Task instructions:
All entries are to be given again verbatim.

== Provided records

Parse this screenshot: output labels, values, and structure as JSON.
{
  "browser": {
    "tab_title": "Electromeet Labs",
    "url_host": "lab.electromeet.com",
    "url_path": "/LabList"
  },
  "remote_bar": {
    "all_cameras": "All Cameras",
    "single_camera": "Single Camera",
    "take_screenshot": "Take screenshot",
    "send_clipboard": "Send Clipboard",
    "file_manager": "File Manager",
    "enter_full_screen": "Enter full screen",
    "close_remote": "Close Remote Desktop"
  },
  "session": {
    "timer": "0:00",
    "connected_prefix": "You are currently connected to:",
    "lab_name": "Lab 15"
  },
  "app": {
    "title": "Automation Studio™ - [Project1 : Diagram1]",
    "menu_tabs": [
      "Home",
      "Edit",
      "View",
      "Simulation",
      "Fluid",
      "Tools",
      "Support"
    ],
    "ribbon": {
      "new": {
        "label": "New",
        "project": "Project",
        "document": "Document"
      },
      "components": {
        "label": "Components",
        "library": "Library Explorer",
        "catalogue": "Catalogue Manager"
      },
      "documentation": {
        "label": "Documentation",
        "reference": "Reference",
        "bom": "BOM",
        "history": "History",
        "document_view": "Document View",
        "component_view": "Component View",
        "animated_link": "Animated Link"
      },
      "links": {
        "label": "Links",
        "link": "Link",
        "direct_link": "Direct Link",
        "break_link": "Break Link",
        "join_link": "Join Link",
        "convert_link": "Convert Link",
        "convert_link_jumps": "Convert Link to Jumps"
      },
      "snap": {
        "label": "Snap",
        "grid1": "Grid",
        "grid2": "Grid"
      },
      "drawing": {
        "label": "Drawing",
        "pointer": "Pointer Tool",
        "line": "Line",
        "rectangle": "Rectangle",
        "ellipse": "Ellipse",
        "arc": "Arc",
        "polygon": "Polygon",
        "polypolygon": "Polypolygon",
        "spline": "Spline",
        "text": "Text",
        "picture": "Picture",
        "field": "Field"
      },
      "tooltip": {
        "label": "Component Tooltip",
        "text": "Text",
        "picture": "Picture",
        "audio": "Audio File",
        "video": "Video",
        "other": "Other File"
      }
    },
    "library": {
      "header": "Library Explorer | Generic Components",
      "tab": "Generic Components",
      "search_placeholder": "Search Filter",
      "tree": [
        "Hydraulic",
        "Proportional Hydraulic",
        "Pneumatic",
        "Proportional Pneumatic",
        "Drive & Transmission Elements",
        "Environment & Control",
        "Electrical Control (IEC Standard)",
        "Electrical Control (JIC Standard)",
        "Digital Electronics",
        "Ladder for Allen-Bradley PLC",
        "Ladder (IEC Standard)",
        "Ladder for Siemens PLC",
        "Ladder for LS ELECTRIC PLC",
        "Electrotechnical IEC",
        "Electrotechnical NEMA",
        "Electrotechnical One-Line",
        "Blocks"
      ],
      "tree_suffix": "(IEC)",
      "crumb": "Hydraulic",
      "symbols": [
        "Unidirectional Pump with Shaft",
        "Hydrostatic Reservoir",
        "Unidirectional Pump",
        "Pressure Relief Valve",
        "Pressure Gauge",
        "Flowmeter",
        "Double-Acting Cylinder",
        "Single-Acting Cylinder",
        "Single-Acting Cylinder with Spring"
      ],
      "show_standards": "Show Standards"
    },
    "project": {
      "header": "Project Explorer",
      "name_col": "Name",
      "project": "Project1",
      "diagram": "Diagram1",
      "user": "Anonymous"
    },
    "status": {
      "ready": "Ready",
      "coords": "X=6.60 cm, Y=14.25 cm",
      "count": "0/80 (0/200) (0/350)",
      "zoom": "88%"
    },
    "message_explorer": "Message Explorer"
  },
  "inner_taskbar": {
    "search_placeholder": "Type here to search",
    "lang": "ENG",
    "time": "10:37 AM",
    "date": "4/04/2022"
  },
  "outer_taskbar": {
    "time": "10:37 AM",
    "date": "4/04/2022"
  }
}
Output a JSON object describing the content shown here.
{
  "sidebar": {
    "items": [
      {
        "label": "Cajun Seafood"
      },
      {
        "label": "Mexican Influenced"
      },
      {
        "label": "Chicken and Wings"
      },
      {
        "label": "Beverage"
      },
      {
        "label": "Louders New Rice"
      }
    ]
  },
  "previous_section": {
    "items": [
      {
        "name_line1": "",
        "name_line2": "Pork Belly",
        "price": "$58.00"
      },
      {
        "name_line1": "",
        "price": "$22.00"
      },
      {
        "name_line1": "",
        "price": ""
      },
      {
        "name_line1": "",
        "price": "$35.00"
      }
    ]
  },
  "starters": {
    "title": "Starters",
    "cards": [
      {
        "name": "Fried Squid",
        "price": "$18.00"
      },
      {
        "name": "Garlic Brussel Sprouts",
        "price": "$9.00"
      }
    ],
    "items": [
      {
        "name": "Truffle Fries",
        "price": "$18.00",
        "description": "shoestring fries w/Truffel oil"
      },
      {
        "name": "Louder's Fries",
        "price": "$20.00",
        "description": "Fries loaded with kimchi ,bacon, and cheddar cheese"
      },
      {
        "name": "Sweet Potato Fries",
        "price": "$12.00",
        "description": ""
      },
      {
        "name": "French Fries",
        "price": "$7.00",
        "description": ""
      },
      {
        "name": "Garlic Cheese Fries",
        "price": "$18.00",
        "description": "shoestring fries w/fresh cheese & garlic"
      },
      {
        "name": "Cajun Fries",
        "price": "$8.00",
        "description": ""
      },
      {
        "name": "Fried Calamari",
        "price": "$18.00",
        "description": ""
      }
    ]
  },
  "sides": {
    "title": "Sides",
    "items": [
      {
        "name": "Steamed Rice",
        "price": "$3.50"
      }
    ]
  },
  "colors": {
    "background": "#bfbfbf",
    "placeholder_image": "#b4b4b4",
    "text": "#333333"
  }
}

====

Full answer:
Parse this screenshot: output labels, values, and structure as JSON.
{
  "browser": {
    "tab_title": "Electromeet Labs",
    "url_host": "lab.electromeet.com",
    "url_path": "/LabList"
  },
  "remote_bar": {
    "all_cameras": "All Cameras",
    "single_camera": "Single Camera",
    "take_screenshot": "Take screenshot",
    "send_clipboard": "Send Clipboard",
    "file_manager": "File Manager",
    "enter_full_screen": "Enter full screen",
    "close_remote": "Close Remote Desktop"
  },
  "session": {
    "timer": "0:00",
    "connected_prefix": "You are currently connected to:",
    "lab_name": "Lab 15"
  },
  "app": {
    "title": "Automation Studio™ - [Project1 : Diagram1]",
    "menu_tabs": [
      "Home",
      "Edit",
      "View",
      "Simulation",
      "Fluid",
      "Tools",
      "Support"
    ],
    "ribbon": {
      "new": {
        "label": "New",
        "project": "Project",
        "document": "Document"
      },
      "components": {
        "label": "Components",
        "library": "Library Explorer",
        "catalogue": "Catalogue Manager"
      },
      "documentation": {
        "label": "Documentation",
        "reference": "Reference",
        "bom": "BOM",
        "history": "History",
        "document_view": "Document View",
        "component_view": "Component View",
        "animated_link": "Animated Link"
      },
      "links": {
        "label": "Links",
        "link": "Link",
        "direct_link": "Direct Link",
        "break_link": "Break Link",
        "join_link": "Join Link",
        "convert_link": "Convert Link",
        "convert_link_jumps": "Convert Link to Jumps"
      },
      "snap": {
        "label": "Snap",
        "grid1": "Grid",
        "grid2": "Grid"
      },
      "drawing": {
        "label": "Drawing",
        "pointer": "Pointer Tool",
        "line": "Line",
        "rectangle": "Rectangle",
        "ellipse": "Ellipse",
        "arc": "Arc",
        "polygon": "Polygon",
        "polypolygon": "Polypolygon",
        "spline": "Spline",
        "text": "Text",
        "picture": "Picture",
        "field": "Field"
      },
      "tooltip": {
        "label": "Component Tooltip",
        "text": "Text",
        "picture": "Picture",
        "audio": "Audio File",
        "video": "Video",
        "other": "Other File"
      }
    },
    "library": {
      "header": "Library Explorer | Generic Components",
      "tab": "Generic Components",
      "search_placeholder": "Search Filter",
      "tree": [
        "Hydraulic",
        "Proportional Hydraulic",
        "Pneumatic",
        "Proportional Pneumatic",
        "Drive & Transmission Elements",
        "Environment & Control",
        "Electrical Control (IEC Standard)",
        "Electrical Control (JIC Standard)",
        "Digital Electronics",
        "Ladder for Allen-Bradley PLC",
        "Ladder (IEC Standard)",
        "Ladder for Siemens PLC",
        "Ladder for LS ELECTRIC PLC",
        "Electrotechnical IEC",
        "Electrotechnical NEMA",
        "Electrotechnical One-Line",
        "Blocks"
      ],
      "tree_suffix": "(IEC)",
      "crumb": "Hydraulic",
      "symbols": [
        "Unidirectional Pump with Shaft",
        "Hydrostatic Reservoir",
        "Unidirectional Pump",
        "Pressure Relief Valve",
        "Pressure Gauge",
        "Flowmeter",
        "Double-Acting Cylinder",
        "Single-Acting Cylinder",
        "Single-Acting Cylinder with Spring"
      ],
      "show_standards": "Show Standards"
    },
    "project": {
      "header": "Project Explorer",
      "name_col": "Name",
      "project": "Project1",
      "diagram": "Diagram1",
      "user": "Anonymous"
    },
    "status": {
      "ready": "Ready",
      "coords": "X=6.60 cm, Y=14.25 cm",
      "count": "0/80 (0/200) (0/350)",
      "zoom": "88%"
    },
    "message_explorer": "Message Explorer"
  },
  "inner_taskbar": {
    "search_placeholder": "Type here to search",
    "lang": "ENG",
    "time": "10:37 AM",
    "date": "4/04/2022"
  },
  "outer_taskbar": {
    "time": "10:37 AM",
    "date": "4/04/2022"
  }
}
Output a JSON object describing the content shown here.
{
  "sidebar": {
    "items": [
      {
        "label": "Cajun Seafood"
      },
      {
        "label": "Mexican Influenced"
      },
      {
        "label": "Chicken and Wings"
      },
      {
        "label": "Beverage"
      },
      {
        "label": "Louders New Rice"
      }
    ]
  },
  "previous_section": {
    "items": [
      {
        "name_line1": "",
        "name_line2": "Pork Belly",
        "price": "$58.00"
      },
      {
        "name_line1": "",
        "price": "$22.00"
      },
      {
        "name_line1": "",
        "price": ""
      },
      {
        "name_line1": "",
        "price": "$35.00"
      }
    ]
  },
  "starters": {
    "title": "Starters",
    "cards": [
      {
        "name": "Fried Squid",
        "price": "$18.00"
      },
      {
        "name": "Garlic Brussel Sprouts",
        "price": "$9.00"
      }
    ],
    "items": [
      {
        "name": "Truffle Fries",
        "price": "$18.00",
        "description": "shoestring fries w/Truffel oil"
      },
      {
        "name": "Louder's Fries",
        "price": "$20.00",
        "description": "Fries loaded with kimchi ,bacon, and cheddar cheese"
      },
      {
        "name": "Sweet Potato Fries",
        "price": "$12.00",
        "description": ""
      },
      {
        "name": "French Fries",
        "price": "$7.00",
        "description": ""
      },
      {
        "name": "Garlic Cheese Fries",
        "price": "$18.00",
        "description": "shoestring fries w/fresh cheese & garlic"
      },
      {
        "name": "Cajun Fries",
        "price": "$8.00",
        "description": ""
      },
      {
        "name": "Fried Calamari",
        "price": "$18.00",
        "description": ""
      }
    ]
  },
  "sides": {
    "title": "Sides",
    "items": [
      {
        "name": "Steamed Rice",
        "price": "$3.50"
      }
    ]
  },
  "colors": {
    "background": "#bfbfbf",
    "placeholder_image": "#b4b4b4",
    "text": "#333333"
  }
}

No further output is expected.